## PROBLEM STATEMENT
Give the number of lines that include the word "Välivarasto", nothing more.

[Records excerpted from a collection]
____________

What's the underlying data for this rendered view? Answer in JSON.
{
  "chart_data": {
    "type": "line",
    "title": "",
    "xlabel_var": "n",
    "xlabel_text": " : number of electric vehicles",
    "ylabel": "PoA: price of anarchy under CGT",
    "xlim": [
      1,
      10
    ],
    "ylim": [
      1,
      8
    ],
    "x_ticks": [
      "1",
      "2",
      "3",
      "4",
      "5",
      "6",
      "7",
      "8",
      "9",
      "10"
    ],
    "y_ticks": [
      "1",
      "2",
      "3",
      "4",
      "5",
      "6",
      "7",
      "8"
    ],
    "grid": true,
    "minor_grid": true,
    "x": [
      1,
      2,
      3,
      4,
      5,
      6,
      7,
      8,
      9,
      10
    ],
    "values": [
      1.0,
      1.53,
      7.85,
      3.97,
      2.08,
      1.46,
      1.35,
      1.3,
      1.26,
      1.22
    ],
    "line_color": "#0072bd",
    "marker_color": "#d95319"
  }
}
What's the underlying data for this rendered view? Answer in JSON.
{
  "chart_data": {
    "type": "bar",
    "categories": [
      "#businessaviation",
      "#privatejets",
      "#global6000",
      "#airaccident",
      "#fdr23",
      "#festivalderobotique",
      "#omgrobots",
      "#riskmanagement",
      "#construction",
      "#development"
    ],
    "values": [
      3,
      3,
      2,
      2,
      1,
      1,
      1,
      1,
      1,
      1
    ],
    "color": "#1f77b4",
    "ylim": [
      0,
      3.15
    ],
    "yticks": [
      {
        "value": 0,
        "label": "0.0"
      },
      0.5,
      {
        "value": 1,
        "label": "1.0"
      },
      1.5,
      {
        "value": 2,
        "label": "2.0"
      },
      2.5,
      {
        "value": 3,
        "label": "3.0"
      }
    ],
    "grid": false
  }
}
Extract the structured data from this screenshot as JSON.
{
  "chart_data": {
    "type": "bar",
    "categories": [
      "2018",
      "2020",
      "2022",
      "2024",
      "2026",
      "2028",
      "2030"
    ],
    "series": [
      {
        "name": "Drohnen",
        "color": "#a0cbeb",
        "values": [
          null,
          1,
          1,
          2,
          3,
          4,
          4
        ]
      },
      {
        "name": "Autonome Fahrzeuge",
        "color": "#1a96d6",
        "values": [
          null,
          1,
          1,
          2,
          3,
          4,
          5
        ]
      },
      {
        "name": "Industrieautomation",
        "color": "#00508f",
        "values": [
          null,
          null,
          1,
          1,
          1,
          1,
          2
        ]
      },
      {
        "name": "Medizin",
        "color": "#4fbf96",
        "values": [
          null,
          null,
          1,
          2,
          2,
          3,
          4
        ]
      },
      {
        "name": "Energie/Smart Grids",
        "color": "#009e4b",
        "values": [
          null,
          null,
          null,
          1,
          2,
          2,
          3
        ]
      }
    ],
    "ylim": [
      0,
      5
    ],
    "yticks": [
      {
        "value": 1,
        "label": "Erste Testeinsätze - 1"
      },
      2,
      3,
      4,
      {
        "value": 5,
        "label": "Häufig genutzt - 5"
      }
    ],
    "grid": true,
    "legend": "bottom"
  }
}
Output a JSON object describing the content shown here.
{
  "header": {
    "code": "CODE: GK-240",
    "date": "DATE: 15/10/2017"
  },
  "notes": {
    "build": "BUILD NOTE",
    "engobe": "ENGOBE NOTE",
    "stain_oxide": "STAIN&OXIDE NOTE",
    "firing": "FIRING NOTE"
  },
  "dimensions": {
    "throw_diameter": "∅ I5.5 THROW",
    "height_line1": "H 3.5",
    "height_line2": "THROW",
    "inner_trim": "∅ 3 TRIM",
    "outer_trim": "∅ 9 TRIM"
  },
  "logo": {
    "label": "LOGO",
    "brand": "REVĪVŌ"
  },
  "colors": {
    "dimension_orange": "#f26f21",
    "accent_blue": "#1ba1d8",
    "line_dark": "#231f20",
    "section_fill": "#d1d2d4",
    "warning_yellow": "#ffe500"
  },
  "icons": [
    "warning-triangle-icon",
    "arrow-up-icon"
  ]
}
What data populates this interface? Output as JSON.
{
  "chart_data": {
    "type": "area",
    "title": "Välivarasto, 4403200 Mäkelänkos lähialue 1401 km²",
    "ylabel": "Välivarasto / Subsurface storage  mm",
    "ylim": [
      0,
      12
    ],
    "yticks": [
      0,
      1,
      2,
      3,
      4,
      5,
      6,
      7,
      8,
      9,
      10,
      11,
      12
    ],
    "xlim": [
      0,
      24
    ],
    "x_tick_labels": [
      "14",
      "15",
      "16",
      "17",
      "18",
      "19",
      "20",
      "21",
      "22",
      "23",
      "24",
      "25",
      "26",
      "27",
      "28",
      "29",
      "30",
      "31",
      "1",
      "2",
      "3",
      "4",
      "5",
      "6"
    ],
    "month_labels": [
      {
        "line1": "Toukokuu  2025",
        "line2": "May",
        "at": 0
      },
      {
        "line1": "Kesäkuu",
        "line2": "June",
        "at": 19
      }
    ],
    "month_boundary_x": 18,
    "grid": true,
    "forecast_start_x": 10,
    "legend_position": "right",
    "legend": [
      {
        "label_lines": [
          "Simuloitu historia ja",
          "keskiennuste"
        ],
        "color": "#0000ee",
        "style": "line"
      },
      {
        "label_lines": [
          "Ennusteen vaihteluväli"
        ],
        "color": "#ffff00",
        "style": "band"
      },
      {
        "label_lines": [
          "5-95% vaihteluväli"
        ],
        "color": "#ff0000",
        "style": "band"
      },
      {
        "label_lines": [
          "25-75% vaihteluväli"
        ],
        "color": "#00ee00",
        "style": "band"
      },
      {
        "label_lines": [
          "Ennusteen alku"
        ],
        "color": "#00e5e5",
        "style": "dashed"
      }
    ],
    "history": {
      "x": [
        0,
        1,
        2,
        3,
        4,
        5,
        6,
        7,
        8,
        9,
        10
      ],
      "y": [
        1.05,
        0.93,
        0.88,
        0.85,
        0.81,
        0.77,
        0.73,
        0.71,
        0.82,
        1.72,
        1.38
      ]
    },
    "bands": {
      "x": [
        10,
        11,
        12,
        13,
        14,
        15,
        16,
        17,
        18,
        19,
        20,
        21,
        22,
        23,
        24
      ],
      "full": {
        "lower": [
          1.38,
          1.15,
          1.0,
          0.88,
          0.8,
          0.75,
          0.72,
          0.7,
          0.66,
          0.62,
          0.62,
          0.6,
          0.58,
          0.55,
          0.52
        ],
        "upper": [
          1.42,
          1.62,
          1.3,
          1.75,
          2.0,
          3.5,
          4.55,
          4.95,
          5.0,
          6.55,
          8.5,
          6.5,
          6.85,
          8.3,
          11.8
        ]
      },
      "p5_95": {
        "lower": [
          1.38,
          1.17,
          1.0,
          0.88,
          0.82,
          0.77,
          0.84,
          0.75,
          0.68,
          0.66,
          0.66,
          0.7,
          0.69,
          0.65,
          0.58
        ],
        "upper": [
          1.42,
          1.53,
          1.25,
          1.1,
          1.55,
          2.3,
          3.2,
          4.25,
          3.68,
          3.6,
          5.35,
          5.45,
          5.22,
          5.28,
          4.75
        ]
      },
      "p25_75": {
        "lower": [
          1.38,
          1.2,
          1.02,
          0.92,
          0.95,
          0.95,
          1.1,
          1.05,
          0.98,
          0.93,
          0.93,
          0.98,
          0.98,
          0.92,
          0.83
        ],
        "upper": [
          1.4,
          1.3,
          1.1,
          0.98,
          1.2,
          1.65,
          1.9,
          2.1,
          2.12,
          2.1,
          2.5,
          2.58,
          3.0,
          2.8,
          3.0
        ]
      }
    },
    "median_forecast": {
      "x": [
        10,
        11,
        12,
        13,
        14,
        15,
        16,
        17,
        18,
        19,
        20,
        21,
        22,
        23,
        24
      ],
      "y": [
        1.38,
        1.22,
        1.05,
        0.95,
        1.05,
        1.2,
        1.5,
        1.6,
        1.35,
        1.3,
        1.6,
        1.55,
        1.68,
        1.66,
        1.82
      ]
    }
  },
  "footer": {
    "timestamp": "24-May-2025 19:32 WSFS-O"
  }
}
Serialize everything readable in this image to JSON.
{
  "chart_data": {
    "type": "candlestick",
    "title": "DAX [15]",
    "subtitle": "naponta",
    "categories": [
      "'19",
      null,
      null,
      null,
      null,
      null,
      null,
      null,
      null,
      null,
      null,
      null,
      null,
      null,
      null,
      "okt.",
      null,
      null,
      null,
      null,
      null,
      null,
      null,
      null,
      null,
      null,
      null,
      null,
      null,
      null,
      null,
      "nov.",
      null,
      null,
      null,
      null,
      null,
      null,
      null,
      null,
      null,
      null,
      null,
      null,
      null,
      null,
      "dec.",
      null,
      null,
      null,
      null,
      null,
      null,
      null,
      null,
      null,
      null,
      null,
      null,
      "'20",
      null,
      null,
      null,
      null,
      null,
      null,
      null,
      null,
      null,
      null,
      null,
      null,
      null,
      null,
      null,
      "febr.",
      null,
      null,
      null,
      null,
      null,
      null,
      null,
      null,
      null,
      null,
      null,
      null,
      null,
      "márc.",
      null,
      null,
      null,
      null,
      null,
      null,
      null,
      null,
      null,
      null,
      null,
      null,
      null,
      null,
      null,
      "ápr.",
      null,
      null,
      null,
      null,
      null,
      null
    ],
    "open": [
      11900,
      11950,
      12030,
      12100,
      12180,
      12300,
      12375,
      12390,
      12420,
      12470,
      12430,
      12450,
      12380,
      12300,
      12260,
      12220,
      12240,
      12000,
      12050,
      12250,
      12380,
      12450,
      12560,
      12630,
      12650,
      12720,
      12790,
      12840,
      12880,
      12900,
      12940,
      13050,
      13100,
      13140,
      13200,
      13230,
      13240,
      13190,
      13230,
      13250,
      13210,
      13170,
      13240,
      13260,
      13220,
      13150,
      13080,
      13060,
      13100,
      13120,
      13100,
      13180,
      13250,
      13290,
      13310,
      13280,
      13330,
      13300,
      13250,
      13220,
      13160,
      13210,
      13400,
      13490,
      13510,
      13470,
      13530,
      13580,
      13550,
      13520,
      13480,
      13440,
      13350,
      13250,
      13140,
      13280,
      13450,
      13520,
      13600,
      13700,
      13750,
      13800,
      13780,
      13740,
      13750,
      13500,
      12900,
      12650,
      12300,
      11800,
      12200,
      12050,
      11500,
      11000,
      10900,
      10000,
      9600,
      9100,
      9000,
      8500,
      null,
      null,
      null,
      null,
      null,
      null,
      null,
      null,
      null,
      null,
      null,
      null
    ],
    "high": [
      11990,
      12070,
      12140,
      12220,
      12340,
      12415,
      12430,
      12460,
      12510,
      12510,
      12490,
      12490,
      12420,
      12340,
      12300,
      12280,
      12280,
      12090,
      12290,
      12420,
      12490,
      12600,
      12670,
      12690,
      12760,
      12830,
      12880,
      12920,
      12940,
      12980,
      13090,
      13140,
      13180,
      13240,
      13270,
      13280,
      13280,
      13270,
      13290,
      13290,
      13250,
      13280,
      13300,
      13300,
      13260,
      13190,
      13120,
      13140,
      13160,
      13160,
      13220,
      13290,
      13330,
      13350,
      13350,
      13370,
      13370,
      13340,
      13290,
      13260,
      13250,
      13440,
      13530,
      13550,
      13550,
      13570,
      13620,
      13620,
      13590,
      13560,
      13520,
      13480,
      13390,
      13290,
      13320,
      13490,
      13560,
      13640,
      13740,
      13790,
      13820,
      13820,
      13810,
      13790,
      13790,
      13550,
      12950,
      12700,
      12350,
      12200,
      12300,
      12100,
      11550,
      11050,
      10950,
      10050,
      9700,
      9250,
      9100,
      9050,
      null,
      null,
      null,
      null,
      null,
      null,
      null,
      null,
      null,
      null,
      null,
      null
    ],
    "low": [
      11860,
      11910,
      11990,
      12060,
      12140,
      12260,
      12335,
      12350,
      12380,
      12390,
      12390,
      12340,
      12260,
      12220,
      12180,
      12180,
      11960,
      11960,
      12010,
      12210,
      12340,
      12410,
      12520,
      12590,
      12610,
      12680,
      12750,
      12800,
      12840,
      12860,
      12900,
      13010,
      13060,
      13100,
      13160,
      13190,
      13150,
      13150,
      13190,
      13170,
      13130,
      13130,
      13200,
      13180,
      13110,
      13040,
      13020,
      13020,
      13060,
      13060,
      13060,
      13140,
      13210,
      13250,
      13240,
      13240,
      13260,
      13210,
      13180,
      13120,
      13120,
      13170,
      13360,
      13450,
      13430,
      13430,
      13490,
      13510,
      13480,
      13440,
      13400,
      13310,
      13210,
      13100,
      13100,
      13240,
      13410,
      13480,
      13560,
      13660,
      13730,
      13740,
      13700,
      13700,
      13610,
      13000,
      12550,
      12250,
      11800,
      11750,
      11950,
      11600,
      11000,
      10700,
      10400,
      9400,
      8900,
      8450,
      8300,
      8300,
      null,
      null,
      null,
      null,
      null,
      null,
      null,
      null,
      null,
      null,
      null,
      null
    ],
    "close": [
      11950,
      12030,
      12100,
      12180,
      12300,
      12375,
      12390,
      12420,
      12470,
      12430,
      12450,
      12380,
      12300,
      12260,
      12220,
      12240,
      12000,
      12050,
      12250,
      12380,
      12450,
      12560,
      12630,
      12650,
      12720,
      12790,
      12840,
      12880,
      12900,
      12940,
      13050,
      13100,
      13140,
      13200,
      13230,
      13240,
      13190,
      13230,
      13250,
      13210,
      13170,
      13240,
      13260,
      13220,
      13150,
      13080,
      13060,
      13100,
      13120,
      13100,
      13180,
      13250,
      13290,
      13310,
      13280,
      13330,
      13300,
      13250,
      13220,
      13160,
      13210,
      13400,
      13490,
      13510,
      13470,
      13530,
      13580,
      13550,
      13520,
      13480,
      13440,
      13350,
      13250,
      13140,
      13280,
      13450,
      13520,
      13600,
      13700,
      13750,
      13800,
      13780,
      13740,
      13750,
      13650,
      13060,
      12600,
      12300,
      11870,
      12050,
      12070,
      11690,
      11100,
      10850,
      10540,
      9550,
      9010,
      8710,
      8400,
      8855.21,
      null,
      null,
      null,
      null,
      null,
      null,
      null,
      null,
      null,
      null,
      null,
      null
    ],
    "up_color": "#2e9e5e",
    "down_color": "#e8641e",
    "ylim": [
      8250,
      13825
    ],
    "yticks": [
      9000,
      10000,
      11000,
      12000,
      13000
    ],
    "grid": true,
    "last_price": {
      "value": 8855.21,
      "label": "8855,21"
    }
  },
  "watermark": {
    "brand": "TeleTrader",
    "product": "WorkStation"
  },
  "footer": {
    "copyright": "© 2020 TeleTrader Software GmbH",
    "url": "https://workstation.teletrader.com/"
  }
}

____________

## REPLY
2